Saved entries:
* START *
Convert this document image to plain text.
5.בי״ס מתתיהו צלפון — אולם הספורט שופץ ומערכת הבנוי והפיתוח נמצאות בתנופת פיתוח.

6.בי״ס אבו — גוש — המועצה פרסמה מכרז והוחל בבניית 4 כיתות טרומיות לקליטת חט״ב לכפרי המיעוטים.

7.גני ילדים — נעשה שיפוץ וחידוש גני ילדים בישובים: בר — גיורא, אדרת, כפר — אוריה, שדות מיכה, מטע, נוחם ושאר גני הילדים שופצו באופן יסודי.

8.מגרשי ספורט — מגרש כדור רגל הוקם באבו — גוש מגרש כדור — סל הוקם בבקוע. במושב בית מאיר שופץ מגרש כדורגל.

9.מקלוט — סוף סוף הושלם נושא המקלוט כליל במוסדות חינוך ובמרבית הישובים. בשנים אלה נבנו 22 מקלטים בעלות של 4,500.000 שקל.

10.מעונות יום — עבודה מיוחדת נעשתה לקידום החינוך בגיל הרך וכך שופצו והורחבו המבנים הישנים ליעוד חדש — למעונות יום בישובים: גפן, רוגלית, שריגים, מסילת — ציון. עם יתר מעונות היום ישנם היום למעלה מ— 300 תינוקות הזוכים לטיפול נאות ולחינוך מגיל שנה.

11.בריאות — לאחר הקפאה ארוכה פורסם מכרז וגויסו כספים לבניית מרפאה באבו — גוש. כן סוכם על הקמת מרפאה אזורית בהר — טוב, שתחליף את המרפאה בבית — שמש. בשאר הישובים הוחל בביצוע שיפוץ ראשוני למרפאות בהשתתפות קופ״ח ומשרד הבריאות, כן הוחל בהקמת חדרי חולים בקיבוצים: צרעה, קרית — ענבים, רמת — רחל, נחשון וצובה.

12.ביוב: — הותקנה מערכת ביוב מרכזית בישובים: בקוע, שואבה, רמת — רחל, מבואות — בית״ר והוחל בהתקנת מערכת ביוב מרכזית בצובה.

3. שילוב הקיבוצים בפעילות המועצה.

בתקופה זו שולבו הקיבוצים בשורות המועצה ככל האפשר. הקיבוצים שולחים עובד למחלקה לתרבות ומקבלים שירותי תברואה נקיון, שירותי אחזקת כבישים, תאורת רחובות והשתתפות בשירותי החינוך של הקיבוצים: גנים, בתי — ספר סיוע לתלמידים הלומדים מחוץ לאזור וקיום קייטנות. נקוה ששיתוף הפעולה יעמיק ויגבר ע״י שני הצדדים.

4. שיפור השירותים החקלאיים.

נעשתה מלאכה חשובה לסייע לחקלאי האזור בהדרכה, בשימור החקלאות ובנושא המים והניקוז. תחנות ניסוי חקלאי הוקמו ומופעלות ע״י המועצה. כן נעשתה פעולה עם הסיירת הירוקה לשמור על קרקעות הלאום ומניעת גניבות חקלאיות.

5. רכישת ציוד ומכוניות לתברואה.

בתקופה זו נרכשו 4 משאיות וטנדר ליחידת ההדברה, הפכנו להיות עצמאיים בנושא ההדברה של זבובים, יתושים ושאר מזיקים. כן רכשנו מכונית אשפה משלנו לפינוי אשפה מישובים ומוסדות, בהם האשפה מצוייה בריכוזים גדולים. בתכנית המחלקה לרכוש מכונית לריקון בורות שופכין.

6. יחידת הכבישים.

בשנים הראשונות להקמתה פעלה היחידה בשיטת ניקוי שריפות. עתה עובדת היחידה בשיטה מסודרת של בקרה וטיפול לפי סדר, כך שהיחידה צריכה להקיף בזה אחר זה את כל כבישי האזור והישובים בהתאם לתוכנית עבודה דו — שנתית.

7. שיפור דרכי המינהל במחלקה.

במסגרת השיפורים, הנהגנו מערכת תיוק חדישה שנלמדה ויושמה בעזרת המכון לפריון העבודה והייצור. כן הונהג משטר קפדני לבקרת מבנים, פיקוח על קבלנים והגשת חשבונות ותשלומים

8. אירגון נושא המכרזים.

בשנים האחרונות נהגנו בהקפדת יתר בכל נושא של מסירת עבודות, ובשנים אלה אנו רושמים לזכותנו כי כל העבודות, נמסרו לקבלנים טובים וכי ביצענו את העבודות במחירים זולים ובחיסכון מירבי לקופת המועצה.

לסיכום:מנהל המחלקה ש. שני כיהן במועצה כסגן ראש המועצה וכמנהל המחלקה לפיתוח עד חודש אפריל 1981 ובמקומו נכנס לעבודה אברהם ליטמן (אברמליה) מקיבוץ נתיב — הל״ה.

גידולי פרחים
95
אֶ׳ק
* END *
_Aim of the task:_ Reproduce all of the data exactly as given.

_Written response:_
Convert this document image to plain text.
5.בי״ס מתתיהו צלפון — אולם הספורט שופץ ומערכת הבנוי והפיתוח נמצאות בתנופת פיתוח.

6.בי״ס אבו — גוש — המועצה פרסמה מכרז והוחל בבניית 4 כיתות טרומיות לקליטת חט״ב לכפרי המיעוטים.

7.גני ילדים — נעשה שיפוץ וחידוש גני ילדים בישובים: בר — גיורא, אדרת, כפר — אוריה, שדות מיכה, מטע, נוחם ושאר גני הילדים שופצו באופן יסודי.

8.מגרשי ספורט — מגרש כדור רגל הוקם באבו — גוש מגרש כדור — סל הוקם בבקוע. במושב בית מאיר שופץ מגרש כדורגל.

9.מקלוט — סוף סוף הושלם נושא המקלוט כליל במוסדות חינוך ובמרבית הישובים. בשנים אלה נבנו 22 מקלטים בעלות של 4,500.000 שקל.

10.מעונות יום — עבודה מיוחדת נעשתה לקידום החינוך בגיל הרך וכך שופצו והורחבו המבנים הישנים ליעוד חדש — למעונות יום בישובים: גפן, רוגלית, שריגים, מסילת — ציון. עם יתר מעונות היום ישנם היום למעלה מ— 300 תינוקות הזוכים לטיפול נאות ולחינוך מגיל שנה.

11.בריאות — לאחר הקפאה ארוכה פורסם מכרז וגויסו כספים לבניית מרפאה באבו — גוש. כן סוכם על הקמת מרפאה אזורית בהר — טוב, שתחליף את המרפאה בבית — שמש. בשאר הישובים הוחל בביצוע שיפוץ ראשוני למרפאות בהשתתפות קופ״ח ומשרד הבריאות, כן הוחל בהקמת חדרי חולים בקיבוצים: צרעה, קרית — ענבים, רמת — רחל, נחשון וצובה.

12.ביוב: — הותקנה מערכת ביוב מרכזית בישובים: בקוע, שואבה, רמת — רחל, מבואות — בית״ר והוחל בהתקנת מערכת ביוב מרכזית בצובה.

3. שילוב הקיבוצים בפעילות המועצה.

בתקופה זו שולבו הקיבוצים בשורות המועצה ככל האפשר. הקיבוצים שולחים עובד למחלקה לתרבות ומקבלים שירותי תברואה נקיון, שירותי אחזקת כבישים, תאורת רחובות והשתתפות בשירותי החינוך של הקיבוצים: גנים, בתי — ספר סיוע לתלמידים הלומדים מחוץ לאזור וקיום קייטנות. נקוה ששיתוף הפעולה יעמיק ויגבר ע״י שני הצדדים.

4. שיפור השירותים החקלאיים.

נעשתה מלאכה חשובה לסייע לחקלאי האזור בהדרכה, בשימור החקלאות ובנושא המים והניקוז. תחנות ניסוי חקלאי הוקמו ומופעלות ע״י המועצה. כן נעשתה פעולה עם הסיירת הירוקה לשמור על קרקעות הלאום ומניעת גניבות חקלאיות.

5. רכישת ציוד ומכוניות לתברואה.

בתקופה זו נרכשו 4 משאיות וטנדר ליחידת ההדברה, הפכנו להיות עצמאיים בנושא ההדברה של זבובים, יתושים ושאר מזיקים. כן רכשנו מכונית אשפה משלנו לפינוי אשפה מישובים ומוסדות, בהם האשפה מצוייה בריכוזים גדולים. בתכנית המחלקה לרכוש מכונית לריקון בורות שופכין.

6. יחידת הכבישים.

בשנים הראשונות להקמתה פעלה היחידה בשיטת ניקוי שריפות. עתה עובדת היחידה בשיטה מסודרת של בקרה וטיפול לפי סדר, כך שהיחידה צריכה להקיף בזה אחר זה את כל כבישי האזור והישובים בהתאם לתוכנית עבודה דו — שנתית.

7. שיפור דרכי המינהל במחלקה.

במסגרת השיפורים, הנהגנו מערכת תיוק חדישה שנלמדה ויושמה בעזרת המכון לפריון העבודה והייצור. כן הונהג משטר קפדני לבקרת מבנים, פיקוח על קבלנים והגשת חשבונות ותשלומים

8. אירגון נושא המכרזים.

בשנים האחרונות נהגנו בהקפדת יתר בכל נושא של מסירת עבודות, ובשנים אלה אנו רושמים לזכותנו כי כל העבודות, נמסרו לקבלנים טובים וכי ביצענו את העבודות במחירים זולים ובחיסכון מירבי לקופת המועצה.

לסיכום:מנהל המחלקה ש. שני כיהן במועצה כסגן ראש המועצה וכמנהל המחלקה לפיתוח עד חודש אפריל 1981 ובמקומו נכנס לעבודה אברהם ליטמן (אברמליה) מקיבוץ נתיב — הל״ה.

גידולי פרחים
95
אֶ׳ק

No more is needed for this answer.